• _WHAT TO WORK ON_
Exact repetition of every entry is required.

• _RECORDS FOR THIS EXERCISE_
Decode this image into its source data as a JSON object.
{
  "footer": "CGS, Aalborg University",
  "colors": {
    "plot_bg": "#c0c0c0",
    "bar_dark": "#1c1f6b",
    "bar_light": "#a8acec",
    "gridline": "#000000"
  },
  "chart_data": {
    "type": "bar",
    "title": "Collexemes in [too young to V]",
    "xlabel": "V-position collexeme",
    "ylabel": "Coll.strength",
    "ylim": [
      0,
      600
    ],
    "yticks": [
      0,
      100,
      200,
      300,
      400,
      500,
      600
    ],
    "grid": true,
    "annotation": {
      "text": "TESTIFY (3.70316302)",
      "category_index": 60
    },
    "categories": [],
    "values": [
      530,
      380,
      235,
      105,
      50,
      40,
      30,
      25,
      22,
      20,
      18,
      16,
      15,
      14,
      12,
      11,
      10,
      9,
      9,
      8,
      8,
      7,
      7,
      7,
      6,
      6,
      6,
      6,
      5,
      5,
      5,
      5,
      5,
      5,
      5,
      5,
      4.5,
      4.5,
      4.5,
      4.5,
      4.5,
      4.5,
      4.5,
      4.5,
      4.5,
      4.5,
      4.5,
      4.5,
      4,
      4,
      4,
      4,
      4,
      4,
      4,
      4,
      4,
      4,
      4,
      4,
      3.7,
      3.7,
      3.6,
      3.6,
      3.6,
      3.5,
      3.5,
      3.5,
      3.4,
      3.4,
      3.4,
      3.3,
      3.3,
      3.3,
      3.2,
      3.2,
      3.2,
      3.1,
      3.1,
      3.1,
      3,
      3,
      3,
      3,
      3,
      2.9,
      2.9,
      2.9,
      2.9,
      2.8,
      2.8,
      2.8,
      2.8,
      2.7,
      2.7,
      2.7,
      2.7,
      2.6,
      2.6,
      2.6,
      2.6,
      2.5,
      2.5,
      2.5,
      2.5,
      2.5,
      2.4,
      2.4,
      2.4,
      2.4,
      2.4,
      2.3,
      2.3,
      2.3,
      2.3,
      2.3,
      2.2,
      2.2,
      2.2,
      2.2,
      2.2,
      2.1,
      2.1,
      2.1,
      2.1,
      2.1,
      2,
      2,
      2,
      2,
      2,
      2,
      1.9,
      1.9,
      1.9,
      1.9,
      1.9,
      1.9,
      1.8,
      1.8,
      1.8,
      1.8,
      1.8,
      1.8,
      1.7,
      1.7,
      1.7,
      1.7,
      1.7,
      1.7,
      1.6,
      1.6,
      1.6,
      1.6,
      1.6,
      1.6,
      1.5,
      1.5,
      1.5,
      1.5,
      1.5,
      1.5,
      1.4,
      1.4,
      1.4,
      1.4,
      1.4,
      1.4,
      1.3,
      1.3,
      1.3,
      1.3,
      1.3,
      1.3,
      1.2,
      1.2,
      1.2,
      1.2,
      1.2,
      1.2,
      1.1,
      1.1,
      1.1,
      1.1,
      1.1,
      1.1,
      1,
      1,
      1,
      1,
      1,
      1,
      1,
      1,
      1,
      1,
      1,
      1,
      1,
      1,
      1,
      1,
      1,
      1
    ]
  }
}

• _TASK OUTPUT_
Decode this image into its source data as a JSON object.
{
  "footer": "CGS, Aalborg University",
  "colors": {
    "plot_bg": "#c0c0c0",
    "bar_dark": "#1c1f6b",
    "bar_light": "#a8acec",
    "gridline": "#000000"
  },
  "chart_data": {
    "type": "bar",
    "title": "Collexemes in [too young to V]",
    "xlabel": "V-position collexeme",
    "ylabel": "Coll.strength",
    "ylim": [
      0,
      600
    ],
    "yticks": [
      0,
      100,
      200,
      300,
      400,
      500,
      600
    ],
    "grid": true,
    "annotation": {
      "text": "TESTIFY (3.70316302)",
      "category_index": 60
    },
    "categories": [],
    "values": [
      530,
      380,
      235,
      105,
      50,
      40,
      30,
      25,
      22,
      20,
      18,
      16,
      15,
      14,
      12,
      11,
      10,
      9,
      9,
      8,
      8,
      7,
      7,
      7,
      6,
      6,
      6,
      6,
      5,
      5,
      5,
      5,
      5,
      5,
      5,
      5,
      4.5,
      4.5,
      4.5,
      4.5,
      4.5,
      4.5,
      4.5,
      4.5,
      4.5,
      4.5,
      4.5,
      4.5,
      4,
      4,
      4,
      4,
      4,
      4,
      4,
      4,
      4,
      4,
      4,
      4,
      3.7,
      3.7,
      3.6,
      3.6,
      3.6,
      3.5,
      3.5,
      3.5,
      3.4,
      3.4,
      3.4,
      3.3,
      3.3,
      3.3,
      3.2,
      3.2,
      3.2,
      3.1,
      3.1,
      3.1,
      3,
      3,
      3,
      3,
      3,
      2.9,
      2.9,
      2.9,
      2.9,
      2.8,
      2.8,
      2.8,
      2.8,
      2.7,
      2.7,
      2.7,
      2.7,
      2.6,
      2.6,
      2.6,
      2.6,
      2.5,
      2.5,
      2.5,
      2.5,
      2.5,
      2.4,
      2.4,
      2.4,
      2.4,
      2.4,
      2.3,
      2.3,
      2.3,
      2.3,
      2.3,
      2.2,
      2.2,
      2.2,
      2.2,
      2.2,
      2.1,
      2.1,
      2.1,
      2.1,
      2.1,
      2,
      2,
      2,
      2,
      2,
      2,
      1.9,
      1.9,
      1.9,
      1.9,
      1.9,
      1.9,
      1.8,
      1.8,
      1.8,
      1.8,
      1.8,
      1.8,
      1.7,
      1.7,
      1.7,
      1.7,
      1.7,
      1.7,
      1.6,
      1.6,
      1.6,
      1.6,
      1.6,
      1.6,
      1.5,
      1.5,
      1.5,
      1.5,
      1.5,
      1.5,
      1.4,
      1.4,
      1.4,
      1.4,
      1.4,
      1.4,
      1.3,
      1.3,
      1.3,
      1.3,
      1.3,
      1.3,
      1.2,
      1.2,
      1.2,
      1.2,
      1.2,
      1.2,
      1.1,
      1.1,
      1.1,
      1.1,
      1.1,
      1.1,
      1,
      1,
      1,
      1,
      1,
      1,
      1,
      1,
      1,
      1,
      1,
      1,
      1,
      1,
      1,
      1,
      1,
      1
    ]
  }
}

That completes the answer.